▶ **The problem**
Present the following data again exactly as it is shown.

▶ **Dataset records**

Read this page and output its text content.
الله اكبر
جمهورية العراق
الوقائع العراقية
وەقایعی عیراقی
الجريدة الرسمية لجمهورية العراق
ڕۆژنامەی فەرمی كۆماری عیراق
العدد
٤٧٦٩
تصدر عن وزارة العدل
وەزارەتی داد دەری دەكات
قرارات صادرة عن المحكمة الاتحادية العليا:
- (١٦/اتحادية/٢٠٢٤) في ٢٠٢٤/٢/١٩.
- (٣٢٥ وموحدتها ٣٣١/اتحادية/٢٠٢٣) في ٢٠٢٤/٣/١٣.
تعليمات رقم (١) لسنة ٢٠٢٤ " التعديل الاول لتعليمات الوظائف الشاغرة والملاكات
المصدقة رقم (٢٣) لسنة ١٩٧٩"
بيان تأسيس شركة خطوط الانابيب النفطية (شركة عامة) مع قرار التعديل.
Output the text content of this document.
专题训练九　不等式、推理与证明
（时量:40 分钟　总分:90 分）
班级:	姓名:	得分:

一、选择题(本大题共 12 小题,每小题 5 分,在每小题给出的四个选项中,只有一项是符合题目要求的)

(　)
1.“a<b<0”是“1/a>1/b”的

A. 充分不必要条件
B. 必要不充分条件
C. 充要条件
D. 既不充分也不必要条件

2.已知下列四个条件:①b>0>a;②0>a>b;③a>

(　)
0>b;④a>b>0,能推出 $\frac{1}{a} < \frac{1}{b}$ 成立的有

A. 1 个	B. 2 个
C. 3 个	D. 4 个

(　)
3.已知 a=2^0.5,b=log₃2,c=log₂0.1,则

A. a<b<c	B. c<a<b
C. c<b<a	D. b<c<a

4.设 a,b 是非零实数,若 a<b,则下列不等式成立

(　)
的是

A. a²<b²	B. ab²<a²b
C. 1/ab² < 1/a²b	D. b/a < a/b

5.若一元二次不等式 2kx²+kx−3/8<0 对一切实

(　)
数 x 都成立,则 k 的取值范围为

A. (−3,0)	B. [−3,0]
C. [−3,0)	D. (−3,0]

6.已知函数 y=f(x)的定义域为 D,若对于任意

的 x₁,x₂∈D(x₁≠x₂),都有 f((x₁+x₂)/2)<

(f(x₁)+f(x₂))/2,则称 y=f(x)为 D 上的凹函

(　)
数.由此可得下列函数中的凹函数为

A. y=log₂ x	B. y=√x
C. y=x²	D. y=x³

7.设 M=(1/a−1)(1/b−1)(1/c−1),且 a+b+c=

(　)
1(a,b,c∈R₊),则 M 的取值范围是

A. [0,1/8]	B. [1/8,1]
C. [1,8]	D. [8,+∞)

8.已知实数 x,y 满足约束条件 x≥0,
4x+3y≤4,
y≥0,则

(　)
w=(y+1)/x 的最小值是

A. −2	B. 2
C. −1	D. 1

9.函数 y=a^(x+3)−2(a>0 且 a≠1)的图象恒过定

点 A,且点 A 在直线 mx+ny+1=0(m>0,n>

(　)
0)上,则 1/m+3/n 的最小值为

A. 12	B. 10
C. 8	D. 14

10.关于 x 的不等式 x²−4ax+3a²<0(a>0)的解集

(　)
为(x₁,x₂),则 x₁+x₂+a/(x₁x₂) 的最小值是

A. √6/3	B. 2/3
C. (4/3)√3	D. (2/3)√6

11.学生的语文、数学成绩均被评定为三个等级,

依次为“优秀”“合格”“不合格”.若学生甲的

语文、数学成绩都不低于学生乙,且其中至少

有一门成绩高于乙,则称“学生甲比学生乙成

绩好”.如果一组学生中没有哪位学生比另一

▶ **Response to this exercise**
Read this page and output its text content.
الله اكبر
جمهورية العراق
الوقائع العراقية
وەقایعی عیراقی
الجريدة الرسمية لجمهورية العراق
ڕۆژنامەی فەرمی كۆماری عیراق
العدد
٤٧٦٩
تصدر عن وزارة العدل
وەزارەتی داد دەری دەكات
قرارات صادرة عن المحكمة الاتحادية العليا:
- (١٦/اتحادية/٢٠٢٤) في ٢٠٢٤/٢/١٩.
- (٣٢٥ وموحدتها ٣٣١/اتحادية/٢٠٢٣) في ٢٠٢٤/٣/١٣.
تعليمات رقم (١) لسنة ٢٠٢٤ " التعديل الاول لتعليمات الوظائف الشاغرة والملاكات
المصدقة رقم (٢٣) لسنة ١٩٧٩"
بيان تأسيس شركة خطوط الانابيب النفطية (شركة عامة) مع قرار التعديل.
Output the text content of this document.
专题训练九　不等式、推理与证明
（时量:40 分钟　总分:90 分）
班级:	姓名:	得分:

一、选择题(本大题共 12 小题,每小题 5 分,在每小题给出的四个选项中,只有一项是符合题目要求的)

(　)
1.“a<b<0”是“1/a>1/b”的

A. 充分不必要条件
B. 必要不充分条件
C. 充要条件
D. 既不充分也不必要条件

2.已知下列四个条件:①b>0>a;②0>a>b;③a>

(　)
0>b;④a>b>0,能推出 $\frac{1}{a} < \frac{1}{b}$ 成立的有

A. 1 个	B. 2 个
C. 3 个	D. 4 个

(　)
3.已知 a=2^0.5,b=log₃2,c=log₂0.1,则

A. a<b<c	B. c<a<b
C. c<b<a	D. b<c<a

4.设 a,b 是非零实数,若 a<b,则下列不等式成立

(　)
的是

A. a²<b²	B. ab²<a²b
C. 1/ab² < 1/a²b	D. b/a < a/b

5.若一元二次不等式 2kx²+kx−3/8<0 对一切实

(　)
数 x 都成立,则 k 的取值范围为

A. (−3,0)	B. [−3,0]
C. [−3,0)	D. (−3,0]

6.已知函数 y=f(x)的定义域为 D,若对于任意

的 x₁,x₂∈D(x₁≠x₂),都有 f((x₁+x₂)/2)<

(f(x₁)+f(x₂))/2,则称 y=f(x)为 D 上的凹函

(　)
数.由此可得下列函数中的凹函数为

A. y=log₂ x	B. y=√x
C. y=x²	D. y=x³

7.设 M=(1/a−1)(1/b−1)(1/c−1),且 a+b+c=

(　)
1(a,b,c∈R₊),则 M 的取值范围是

A. [0,1/8]	B. [1/8,1]
C. [1,8]	D. [8,+∞)

8.已知实数 x,y 满足约束条件 x≥0,
4x+3y≤4,
y≥0,则

(　)
w=(y+1)/x 的最小值是

A. −2	B. 2
C. −1	D. 1

9.函数 y=a^(x+3)−2(a>0 且 a≠1)的图象恒过定

点 A,且点 A 在直线 mx+ny+1=0(m>0,n>

(　)
0)上,则 1/m+3/n 的最小值为

A. 12	B. 10
C. 8	D. 14

10.关于 x 的不等式 x²−4ax+3a²<0(a>0)的解集

(　)
为(x₁,x₂),则 x₁+x₂+a/(x₁x₂) 的最小值是

A. √6/3	B. 2/3
C. (4/3)√3	D. (2/3)√6

11.学生的语文、数学成绩均被评定为三个等级,

依次为“优秀”“合格”“不合格”.若学生甲的

语文、数学成绩都不低于学生乙,且其中至少

有一门成绩高于乙,则称“学生甲比学生乙成

绩好”.如果一组学生中没有哪位学生比另一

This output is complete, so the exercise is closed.